- **Aim of the task**
Find the word "values" in the data. Return every line where it appears.

- **Available records**
====

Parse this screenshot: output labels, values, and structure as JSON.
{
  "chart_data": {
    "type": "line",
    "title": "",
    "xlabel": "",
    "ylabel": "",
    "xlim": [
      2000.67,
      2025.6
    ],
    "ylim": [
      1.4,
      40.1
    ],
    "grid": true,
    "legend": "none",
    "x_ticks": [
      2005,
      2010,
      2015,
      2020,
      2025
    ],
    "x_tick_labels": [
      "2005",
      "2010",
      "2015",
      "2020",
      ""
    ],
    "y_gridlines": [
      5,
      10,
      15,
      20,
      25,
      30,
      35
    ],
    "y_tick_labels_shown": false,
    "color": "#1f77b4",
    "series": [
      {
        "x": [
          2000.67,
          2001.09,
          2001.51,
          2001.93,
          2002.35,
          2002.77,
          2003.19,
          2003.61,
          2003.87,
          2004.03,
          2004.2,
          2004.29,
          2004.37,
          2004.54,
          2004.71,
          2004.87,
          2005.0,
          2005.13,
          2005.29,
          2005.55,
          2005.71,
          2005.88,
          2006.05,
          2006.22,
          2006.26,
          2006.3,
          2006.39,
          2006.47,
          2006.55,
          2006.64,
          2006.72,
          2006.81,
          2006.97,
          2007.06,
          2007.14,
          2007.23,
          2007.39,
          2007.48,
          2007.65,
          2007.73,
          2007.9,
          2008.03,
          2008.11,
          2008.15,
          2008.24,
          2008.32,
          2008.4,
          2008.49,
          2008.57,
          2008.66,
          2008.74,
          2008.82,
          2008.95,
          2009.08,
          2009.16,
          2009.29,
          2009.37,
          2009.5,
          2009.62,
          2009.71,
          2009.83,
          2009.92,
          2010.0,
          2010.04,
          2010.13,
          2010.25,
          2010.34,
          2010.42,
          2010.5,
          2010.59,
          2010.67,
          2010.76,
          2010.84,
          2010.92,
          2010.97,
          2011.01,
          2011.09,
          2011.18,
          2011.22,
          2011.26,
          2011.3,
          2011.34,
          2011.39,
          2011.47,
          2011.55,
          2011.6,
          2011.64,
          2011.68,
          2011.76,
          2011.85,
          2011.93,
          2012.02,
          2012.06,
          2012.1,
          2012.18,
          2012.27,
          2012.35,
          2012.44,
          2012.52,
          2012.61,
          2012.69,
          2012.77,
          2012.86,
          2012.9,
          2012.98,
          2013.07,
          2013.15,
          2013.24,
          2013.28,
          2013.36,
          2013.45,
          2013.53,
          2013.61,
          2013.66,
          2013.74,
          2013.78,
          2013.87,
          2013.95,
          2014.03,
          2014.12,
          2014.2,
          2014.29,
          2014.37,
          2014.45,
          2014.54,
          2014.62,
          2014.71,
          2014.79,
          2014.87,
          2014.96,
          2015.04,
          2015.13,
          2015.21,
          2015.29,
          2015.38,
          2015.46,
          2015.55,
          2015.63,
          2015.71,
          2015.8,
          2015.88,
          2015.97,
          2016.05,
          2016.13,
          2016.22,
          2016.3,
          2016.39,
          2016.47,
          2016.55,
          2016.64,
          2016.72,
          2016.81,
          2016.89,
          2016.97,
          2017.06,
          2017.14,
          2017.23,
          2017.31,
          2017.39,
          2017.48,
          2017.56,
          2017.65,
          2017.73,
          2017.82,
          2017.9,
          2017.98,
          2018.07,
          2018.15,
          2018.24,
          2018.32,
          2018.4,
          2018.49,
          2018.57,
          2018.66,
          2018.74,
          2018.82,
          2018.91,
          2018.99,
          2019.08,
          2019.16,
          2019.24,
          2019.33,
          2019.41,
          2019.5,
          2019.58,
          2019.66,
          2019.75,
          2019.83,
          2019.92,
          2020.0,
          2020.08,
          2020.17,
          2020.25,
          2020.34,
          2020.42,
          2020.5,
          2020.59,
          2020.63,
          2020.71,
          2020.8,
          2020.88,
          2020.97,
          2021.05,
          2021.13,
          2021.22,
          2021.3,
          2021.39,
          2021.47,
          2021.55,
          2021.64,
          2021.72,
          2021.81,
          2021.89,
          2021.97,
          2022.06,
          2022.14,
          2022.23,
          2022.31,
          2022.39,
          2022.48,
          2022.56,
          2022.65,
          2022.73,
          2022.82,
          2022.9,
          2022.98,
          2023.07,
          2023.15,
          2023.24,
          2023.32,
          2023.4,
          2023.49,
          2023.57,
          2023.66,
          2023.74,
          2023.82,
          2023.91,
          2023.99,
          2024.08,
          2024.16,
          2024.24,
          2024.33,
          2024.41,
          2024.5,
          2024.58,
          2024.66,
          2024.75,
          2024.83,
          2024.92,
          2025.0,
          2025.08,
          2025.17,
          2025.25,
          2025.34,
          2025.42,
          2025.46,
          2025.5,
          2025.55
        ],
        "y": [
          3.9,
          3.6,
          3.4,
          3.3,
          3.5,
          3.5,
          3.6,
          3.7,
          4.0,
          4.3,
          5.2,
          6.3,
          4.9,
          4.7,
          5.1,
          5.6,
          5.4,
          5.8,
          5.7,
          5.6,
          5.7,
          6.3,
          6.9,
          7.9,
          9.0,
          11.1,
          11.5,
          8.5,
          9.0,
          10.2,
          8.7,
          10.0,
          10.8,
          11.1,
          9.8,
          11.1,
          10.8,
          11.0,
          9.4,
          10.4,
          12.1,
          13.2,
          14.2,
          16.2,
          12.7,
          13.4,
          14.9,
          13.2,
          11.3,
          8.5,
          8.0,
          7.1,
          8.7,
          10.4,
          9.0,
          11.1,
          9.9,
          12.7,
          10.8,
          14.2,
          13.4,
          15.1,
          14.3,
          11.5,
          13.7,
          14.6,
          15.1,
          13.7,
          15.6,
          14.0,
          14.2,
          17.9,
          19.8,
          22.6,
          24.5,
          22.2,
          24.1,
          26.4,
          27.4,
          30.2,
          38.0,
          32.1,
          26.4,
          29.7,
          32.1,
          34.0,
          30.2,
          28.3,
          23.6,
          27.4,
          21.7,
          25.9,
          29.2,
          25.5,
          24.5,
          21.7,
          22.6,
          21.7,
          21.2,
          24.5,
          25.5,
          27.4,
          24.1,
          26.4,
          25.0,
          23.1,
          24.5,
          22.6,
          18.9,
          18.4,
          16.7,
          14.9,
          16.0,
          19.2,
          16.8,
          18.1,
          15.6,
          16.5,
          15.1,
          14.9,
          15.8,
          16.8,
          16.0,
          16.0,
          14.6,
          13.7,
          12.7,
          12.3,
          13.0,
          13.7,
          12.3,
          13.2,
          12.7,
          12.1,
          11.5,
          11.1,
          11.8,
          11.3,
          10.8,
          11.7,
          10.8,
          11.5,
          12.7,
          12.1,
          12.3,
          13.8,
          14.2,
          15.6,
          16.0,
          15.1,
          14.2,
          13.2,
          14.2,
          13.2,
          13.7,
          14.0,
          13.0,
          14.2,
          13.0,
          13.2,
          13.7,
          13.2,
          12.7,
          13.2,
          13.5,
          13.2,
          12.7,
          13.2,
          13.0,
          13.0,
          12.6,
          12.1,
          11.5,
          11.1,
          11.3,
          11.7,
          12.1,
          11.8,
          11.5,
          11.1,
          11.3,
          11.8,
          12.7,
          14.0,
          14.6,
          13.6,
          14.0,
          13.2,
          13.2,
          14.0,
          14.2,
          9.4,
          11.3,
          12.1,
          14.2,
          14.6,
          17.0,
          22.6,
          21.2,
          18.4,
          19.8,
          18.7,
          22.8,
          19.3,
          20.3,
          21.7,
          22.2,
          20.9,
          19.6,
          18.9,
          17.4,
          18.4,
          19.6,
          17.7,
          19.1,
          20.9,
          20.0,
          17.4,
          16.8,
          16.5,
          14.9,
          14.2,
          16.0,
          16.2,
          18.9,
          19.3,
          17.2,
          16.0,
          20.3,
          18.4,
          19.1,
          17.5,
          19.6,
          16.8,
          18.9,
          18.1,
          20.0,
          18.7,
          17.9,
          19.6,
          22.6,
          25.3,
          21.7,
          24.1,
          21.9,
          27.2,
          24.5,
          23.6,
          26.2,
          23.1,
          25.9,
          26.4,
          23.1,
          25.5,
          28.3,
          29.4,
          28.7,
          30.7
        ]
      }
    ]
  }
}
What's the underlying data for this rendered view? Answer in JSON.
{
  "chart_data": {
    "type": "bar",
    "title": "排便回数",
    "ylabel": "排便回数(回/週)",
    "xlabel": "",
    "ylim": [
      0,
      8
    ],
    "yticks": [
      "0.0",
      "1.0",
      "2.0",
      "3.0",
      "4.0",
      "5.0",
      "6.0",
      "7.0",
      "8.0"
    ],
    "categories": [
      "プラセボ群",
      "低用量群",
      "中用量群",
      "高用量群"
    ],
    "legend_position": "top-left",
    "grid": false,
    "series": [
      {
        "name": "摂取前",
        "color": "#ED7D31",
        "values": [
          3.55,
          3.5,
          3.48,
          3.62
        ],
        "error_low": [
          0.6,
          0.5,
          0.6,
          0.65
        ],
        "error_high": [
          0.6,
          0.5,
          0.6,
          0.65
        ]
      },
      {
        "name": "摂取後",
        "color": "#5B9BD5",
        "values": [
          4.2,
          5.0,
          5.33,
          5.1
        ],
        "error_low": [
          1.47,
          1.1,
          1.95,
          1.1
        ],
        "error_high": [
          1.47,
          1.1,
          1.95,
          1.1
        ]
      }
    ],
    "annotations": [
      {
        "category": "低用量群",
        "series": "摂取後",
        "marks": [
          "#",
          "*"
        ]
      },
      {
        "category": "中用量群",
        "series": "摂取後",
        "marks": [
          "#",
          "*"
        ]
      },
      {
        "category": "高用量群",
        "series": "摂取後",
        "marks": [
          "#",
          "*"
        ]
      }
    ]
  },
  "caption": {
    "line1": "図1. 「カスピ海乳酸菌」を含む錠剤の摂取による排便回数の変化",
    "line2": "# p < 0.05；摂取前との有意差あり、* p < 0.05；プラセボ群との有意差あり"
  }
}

====

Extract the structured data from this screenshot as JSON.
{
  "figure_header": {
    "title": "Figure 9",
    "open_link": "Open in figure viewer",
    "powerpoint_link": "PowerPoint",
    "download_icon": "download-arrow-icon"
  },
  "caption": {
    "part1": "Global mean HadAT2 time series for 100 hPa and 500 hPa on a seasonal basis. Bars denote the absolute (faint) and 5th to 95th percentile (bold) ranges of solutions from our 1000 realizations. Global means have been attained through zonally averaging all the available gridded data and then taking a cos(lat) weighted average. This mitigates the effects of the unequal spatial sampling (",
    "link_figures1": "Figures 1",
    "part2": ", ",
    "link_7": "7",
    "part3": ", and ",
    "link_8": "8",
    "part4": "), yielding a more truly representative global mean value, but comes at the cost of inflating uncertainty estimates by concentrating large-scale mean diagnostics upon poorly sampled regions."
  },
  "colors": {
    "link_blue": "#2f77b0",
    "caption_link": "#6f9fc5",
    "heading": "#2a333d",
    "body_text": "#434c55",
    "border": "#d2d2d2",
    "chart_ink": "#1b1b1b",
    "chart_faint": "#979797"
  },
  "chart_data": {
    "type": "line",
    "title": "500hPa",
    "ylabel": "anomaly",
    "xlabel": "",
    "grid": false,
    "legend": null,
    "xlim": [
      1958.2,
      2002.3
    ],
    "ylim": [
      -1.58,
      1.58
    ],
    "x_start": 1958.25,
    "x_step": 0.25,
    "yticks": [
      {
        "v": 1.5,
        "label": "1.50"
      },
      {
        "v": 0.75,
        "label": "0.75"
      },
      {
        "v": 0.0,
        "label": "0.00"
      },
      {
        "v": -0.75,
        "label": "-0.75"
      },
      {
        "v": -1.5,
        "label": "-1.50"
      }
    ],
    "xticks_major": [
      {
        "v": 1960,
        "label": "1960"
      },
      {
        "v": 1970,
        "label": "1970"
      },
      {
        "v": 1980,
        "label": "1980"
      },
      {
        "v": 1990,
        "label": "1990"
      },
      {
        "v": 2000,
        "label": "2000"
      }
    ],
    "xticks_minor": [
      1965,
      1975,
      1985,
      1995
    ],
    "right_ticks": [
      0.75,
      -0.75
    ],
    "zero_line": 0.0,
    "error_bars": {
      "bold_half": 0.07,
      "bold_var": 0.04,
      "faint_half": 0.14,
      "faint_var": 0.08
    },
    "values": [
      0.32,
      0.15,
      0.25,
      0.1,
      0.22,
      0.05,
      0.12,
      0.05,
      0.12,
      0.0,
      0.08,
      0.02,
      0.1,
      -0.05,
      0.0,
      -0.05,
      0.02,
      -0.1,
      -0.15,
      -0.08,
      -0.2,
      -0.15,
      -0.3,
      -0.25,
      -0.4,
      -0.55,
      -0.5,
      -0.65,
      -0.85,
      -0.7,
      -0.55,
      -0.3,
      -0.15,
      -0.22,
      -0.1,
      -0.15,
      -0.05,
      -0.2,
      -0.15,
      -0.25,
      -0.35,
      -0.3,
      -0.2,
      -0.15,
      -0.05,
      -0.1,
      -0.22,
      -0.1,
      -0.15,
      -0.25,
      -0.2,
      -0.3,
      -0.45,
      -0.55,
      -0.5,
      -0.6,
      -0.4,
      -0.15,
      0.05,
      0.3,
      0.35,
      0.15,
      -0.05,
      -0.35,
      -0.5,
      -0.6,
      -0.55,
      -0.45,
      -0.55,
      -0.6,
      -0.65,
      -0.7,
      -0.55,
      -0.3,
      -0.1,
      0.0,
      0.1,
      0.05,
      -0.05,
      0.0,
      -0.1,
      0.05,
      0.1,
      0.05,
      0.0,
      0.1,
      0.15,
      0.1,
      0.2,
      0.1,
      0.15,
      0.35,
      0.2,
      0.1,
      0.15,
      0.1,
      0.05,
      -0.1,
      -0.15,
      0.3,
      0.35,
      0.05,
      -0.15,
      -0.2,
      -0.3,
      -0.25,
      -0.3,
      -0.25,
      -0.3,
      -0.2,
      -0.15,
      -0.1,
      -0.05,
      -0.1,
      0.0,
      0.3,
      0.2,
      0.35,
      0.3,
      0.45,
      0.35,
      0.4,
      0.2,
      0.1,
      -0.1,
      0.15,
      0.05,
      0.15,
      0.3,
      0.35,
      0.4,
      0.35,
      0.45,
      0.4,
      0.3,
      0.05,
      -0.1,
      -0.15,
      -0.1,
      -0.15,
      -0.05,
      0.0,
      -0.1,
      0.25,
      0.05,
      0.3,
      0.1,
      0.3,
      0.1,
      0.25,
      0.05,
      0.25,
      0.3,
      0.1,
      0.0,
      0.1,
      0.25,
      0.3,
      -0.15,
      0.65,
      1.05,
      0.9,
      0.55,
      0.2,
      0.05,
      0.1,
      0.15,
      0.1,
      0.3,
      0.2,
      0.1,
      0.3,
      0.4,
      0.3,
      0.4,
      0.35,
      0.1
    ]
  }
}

====

- **Solution to this exercise**
Parse this screenshot: output labels, values, and structure as JSON.
        "values": [
        "values": [
    "values": [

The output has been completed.